- **Given task**: Pick out the lines in the listing below that contain the word "true" and copy them.

- **Record excerpts**:

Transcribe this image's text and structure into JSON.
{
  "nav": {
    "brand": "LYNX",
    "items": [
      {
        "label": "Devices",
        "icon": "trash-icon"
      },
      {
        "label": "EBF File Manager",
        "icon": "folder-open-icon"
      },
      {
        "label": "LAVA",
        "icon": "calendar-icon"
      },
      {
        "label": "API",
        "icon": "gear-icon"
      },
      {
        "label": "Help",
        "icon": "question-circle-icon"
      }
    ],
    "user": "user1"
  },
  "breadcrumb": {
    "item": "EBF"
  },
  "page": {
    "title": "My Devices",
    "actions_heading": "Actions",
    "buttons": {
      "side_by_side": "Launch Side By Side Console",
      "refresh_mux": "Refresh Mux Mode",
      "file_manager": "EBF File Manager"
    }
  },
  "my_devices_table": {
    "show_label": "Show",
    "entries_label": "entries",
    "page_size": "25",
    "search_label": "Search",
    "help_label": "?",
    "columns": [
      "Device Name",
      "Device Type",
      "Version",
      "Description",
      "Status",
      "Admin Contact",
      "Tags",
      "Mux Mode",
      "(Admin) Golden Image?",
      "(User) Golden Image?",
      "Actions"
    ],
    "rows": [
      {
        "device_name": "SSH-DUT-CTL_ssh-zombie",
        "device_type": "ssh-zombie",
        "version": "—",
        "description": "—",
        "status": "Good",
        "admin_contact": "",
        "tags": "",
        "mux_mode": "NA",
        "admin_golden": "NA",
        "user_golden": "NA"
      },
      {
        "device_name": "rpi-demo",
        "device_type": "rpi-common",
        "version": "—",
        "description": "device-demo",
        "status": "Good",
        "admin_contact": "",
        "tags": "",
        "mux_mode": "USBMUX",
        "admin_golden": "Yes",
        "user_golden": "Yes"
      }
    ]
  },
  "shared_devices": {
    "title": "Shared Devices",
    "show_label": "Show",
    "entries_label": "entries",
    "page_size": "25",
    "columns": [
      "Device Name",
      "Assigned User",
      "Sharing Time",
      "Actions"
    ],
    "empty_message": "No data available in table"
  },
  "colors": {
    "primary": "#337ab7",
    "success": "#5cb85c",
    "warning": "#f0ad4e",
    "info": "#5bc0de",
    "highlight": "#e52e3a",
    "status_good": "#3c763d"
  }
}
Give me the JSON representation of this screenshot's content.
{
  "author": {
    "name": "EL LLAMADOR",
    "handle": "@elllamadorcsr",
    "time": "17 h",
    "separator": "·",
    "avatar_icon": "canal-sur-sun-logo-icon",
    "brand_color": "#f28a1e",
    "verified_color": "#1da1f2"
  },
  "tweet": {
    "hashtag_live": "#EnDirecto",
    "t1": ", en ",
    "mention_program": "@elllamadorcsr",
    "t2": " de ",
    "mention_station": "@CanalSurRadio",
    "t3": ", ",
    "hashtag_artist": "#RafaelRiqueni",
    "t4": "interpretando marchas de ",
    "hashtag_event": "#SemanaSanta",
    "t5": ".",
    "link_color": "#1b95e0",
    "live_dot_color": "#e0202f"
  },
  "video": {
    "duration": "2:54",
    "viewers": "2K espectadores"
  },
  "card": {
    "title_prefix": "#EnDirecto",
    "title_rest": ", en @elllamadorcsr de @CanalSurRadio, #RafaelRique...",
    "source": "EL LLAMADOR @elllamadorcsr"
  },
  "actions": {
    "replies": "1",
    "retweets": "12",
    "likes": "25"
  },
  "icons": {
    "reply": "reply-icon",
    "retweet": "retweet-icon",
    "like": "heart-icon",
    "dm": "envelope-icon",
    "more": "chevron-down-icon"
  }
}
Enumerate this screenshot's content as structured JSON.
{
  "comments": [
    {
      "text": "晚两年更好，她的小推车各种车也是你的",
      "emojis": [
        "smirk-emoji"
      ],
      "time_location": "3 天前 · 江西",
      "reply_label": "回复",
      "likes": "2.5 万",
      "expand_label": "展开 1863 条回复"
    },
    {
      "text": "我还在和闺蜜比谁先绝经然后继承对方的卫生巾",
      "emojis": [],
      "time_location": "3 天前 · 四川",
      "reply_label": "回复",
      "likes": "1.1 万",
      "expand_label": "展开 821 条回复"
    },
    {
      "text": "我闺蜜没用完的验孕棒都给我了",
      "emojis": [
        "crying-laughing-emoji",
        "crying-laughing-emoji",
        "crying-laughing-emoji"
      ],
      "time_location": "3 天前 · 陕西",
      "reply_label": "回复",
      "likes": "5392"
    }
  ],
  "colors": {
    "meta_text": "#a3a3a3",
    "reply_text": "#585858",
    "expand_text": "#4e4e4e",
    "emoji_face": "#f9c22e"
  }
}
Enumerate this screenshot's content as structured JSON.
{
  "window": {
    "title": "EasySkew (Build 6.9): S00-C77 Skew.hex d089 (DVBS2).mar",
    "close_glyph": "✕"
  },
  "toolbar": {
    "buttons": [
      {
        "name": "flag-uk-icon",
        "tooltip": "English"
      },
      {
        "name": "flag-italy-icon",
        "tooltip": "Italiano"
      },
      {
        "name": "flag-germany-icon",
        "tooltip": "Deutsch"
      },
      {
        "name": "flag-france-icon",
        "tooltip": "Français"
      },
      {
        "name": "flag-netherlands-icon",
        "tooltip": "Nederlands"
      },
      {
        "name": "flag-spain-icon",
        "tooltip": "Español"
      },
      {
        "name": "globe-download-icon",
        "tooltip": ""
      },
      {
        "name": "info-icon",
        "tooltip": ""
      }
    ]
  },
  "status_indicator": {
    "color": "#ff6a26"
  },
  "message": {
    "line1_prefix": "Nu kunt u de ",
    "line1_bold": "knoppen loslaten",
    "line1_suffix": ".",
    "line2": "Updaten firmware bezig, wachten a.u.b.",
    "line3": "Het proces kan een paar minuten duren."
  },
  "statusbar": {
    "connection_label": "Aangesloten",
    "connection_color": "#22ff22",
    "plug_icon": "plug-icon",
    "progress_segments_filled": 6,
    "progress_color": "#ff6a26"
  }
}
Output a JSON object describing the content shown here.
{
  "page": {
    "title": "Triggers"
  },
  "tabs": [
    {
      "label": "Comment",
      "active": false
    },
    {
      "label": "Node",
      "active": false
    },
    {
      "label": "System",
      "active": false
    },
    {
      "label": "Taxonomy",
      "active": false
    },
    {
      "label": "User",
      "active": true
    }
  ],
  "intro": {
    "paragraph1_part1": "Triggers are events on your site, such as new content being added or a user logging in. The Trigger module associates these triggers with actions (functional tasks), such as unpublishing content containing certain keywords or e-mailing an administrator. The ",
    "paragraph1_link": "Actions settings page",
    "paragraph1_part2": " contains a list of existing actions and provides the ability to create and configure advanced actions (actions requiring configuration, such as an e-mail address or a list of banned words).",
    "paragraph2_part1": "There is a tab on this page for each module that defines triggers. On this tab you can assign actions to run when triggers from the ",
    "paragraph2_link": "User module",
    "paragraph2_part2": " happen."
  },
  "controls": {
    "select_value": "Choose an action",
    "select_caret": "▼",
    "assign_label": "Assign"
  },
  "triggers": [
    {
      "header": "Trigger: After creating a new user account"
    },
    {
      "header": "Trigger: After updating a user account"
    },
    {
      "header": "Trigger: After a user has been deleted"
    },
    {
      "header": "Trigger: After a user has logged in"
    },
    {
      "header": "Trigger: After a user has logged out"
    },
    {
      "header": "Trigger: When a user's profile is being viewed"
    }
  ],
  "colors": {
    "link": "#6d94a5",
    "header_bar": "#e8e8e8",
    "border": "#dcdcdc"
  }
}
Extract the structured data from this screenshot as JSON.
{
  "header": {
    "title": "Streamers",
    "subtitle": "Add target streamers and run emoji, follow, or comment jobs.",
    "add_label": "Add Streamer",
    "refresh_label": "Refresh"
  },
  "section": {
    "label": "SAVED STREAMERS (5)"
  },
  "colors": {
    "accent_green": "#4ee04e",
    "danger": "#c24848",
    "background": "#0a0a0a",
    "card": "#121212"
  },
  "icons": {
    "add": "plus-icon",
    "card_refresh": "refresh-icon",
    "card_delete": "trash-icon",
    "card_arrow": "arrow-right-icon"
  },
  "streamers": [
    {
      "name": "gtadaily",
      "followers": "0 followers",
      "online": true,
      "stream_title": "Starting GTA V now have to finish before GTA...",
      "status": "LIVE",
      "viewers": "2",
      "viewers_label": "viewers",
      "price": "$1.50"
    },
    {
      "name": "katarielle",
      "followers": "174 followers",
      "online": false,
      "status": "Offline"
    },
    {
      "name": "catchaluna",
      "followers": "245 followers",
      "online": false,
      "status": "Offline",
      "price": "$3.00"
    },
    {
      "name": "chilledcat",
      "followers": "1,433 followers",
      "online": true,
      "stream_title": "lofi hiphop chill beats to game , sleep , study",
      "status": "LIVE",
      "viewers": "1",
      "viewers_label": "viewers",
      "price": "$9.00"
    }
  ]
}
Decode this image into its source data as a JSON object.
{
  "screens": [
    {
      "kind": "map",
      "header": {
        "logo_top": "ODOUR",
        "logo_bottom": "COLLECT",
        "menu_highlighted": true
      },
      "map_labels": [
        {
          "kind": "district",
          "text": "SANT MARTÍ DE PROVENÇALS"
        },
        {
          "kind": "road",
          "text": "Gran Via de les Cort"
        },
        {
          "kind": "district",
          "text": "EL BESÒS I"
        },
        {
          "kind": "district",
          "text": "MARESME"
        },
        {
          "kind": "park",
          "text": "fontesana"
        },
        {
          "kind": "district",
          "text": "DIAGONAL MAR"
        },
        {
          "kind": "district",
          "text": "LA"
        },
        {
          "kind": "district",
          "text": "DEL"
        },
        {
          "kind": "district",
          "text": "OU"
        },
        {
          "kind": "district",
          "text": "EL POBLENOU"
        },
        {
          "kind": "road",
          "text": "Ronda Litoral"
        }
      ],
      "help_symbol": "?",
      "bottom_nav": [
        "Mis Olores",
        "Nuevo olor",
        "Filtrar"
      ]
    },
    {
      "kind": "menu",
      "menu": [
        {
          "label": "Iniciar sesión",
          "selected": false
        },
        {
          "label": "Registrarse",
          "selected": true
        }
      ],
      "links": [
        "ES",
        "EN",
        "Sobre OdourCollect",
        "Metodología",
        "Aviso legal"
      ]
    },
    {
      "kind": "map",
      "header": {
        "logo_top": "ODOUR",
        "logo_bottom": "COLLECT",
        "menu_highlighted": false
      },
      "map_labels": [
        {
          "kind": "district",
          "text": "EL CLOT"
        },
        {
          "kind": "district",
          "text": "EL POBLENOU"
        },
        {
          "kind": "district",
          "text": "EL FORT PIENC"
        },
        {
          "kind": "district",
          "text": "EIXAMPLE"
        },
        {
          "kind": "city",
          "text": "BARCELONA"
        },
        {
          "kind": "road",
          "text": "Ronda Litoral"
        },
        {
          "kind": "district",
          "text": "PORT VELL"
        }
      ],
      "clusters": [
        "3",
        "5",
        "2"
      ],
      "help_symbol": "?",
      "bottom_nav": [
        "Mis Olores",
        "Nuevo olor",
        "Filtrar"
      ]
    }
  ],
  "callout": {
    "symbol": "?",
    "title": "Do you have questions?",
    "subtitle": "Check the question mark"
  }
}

- **Exercise solution**:
      "active": true
      "online": true,
      "online": true,
        "menu_highlighted": true
          "selected": true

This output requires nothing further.